──────── Material for the task ────────

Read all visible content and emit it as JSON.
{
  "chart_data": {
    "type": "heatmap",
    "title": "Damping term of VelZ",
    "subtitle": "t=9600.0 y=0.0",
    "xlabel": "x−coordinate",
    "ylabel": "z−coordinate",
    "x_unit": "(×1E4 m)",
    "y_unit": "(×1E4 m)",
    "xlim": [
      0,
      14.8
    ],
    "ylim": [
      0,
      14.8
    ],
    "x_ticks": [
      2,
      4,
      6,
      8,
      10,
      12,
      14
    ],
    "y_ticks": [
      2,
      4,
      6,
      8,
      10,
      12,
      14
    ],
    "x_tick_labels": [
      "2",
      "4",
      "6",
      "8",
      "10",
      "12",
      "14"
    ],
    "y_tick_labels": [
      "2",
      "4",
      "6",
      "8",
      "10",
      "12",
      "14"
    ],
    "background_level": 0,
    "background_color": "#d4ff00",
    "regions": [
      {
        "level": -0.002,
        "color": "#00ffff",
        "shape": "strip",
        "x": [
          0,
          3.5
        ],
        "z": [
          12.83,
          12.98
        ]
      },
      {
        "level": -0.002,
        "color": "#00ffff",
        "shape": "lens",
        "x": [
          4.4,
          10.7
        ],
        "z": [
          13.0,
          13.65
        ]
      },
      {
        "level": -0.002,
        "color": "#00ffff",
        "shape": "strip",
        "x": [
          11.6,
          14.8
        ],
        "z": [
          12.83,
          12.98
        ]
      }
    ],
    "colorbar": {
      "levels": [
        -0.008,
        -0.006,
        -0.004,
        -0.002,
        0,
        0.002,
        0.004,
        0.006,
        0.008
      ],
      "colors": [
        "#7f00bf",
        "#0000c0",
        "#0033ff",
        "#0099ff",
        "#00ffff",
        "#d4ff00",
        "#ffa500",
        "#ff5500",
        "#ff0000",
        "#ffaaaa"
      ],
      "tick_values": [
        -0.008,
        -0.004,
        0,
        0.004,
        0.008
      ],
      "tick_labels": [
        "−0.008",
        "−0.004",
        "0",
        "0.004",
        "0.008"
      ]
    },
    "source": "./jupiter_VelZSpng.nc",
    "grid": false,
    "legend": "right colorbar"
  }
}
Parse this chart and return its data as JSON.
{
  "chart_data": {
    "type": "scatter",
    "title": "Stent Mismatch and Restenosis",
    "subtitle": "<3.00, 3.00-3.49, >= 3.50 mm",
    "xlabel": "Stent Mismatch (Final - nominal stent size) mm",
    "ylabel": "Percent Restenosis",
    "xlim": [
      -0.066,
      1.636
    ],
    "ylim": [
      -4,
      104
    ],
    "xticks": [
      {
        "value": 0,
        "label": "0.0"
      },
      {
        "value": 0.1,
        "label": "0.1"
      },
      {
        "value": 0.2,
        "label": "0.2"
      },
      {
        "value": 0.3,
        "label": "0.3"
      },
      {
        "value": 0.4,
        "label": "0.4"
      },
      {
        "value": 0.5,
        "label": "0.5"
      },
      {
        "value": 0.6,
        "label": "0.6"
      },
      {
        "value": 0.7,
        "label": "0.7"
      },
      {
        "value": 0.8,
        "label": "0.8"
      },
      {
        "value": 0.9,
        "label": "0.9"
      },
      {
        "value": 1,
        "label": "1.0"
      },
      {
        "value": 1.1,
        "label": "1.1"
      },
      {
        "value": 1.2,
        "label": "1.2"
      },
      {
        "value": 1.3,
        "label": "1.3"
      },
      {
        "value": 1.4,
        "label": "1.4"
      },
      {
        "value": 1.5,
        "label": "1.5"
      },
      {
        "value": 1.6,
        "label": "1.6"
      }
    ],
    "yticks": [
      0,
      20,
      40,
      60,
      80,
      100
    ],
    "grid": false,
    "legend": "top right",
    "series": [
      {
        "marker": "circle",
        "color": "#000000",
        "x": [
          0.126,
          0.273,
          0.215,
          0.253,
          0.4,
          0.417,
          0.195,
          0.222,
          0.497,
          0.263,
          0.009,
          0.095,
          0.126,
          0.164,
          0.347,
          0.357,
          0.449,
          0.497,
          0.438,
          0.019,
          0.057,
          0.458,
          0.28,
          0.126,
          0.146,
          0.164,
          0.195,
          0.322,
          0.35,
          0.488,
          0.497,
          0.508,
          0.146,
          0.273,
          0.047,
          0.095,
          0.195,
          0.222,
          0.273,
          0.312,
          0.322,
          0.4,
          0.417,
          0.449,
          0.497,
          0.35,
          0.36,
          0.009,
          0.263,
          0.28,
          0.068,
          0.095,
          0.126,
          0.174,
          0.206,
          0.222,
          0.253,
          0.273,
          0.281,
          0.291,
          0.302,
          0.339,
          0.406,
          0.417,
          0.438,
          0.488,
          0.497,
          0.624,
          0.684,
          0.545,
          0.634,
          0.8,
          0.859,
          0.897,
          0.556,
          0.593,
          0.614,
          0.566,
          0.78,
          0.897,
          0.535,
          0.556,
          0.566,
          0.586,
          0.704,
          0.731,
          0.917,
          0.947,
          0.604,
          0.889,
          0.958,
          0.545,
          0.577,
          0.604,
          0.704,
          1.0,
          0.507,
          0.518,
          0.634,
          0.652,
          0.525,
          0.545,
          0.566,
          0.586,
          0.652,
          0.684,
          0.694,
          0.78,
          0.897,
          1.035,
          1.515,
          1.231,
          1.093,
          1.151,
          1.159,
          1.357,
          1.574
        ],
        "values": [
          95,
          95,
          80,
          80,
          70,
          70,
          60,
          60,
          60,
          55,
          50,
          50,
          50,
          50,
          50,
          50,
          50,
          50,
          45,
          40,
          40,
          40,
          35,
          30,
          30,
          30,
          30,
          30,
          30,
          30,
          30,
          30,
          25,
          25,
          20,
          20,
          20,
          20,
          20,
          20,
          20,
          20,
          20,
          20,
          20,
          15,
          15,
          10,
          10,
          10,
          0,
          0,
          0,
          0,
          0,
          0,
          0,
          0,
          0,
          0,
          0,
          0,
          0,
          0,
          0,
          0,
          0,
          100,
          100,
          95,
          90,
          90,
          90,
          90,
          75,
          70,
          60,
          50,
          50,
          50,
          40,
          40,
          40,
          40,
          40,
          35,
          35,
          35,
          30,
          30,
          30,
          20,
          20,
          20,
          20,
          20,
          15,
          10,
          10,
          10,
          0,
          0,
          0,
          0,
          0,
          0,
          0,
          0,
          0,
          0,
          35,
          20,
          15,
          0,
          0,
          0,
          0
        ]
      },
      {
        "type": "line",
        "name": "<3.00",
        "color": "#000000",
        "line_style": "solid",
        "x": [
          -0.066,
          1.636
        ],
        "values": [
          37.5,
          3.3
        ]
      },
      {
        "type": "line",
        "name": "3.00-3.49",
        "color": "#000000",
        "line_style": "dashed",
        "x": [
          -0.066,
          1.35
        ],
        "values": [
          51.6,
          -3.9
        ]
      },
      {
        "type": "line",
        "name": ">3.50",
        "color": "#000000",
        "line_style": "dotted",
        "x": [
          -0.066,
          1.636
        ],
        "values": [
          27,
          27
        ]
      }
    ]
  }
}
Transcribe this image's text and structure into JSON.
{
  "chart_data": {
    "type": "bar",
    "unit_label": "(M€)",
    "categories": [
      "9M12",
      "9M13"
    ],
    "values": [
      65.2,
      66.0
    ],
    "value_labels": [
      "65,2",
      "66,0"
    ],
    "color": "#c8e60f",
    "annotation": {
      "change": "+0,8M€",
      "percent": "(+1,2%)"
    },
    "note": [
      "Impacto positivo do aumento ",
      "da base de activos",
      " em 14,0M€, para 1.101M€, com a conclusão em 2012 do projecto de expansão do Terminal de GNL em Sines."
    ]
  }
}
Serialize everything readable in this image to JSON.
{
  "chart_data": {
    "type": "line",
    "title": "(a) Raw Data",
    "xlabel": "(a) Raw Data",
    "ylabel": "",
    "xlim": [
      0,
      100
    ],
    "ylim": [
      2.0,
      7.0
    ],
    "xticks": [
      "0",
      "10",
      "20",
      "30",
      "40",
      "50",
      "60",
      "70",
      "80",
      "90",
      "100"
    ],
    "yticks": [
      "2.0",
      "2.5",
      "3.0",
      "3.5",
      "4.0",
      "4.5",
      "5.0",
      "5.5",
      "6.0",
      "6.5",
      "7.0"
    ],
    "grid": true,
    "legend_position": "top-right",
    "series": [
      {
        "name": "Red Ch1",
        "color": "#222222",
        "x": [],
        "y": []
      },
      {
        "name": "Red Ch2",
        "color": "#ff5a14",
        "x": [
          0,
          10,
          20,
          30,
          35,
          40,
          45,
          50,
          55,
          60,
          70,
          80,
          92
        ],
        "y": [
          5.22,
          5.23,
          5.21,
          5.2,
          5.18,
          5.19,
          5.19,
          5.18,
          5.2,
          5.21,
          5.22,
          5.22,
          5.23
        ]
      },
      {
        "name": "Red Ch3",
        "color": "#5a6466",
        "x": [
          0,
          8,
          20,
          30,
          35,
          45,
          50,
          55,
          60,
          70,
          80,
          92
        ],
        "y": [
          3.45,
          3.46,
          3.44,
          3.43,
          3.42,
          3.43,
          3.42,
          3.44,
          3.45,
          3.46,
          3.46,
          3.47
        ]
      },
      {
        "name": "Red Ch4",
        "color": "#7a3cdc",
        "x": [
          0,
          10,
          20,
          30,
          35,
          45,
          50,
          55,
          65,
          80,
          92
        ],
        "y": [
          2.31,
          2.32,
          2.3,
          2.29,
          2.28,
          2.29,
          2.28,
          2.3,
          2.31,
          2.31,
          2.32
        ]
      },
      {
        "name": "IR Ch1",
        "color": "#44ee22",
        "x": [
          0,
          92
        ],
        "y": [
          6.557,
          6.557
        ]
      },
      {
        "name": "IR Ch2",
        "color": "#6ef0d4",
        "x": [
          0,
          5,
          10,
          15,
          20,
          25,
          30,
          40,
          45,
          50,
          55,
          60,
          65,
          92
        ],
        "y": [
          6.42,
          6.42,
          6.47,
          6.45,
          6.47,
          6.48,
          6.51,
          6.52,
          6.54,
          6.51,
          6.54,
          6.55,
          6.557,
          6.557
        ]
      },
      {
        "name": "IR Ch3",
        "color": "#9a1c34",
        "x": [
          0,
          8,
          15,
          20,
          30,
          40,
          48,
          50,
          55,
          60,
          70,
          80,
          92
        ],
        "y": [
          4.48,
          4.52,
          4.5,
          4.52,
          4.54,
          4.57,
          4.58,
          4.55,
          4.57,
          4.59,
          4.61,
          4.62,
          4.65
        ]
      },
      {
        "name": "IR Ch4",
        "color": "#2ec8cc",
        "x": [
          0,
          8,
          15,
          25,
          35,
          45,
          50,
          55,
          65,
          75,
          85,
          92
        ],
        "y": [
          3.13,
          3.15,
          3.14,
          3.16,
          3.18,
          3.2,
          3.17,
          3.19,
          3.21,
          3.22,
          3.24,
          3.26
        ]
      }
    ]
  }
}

────────

● Task requirements
Which lines above contain "right"? Show each of them.

● In response
    "legend": "right colorbar"
    "legend": "top right",
    "legend_position": "top-right",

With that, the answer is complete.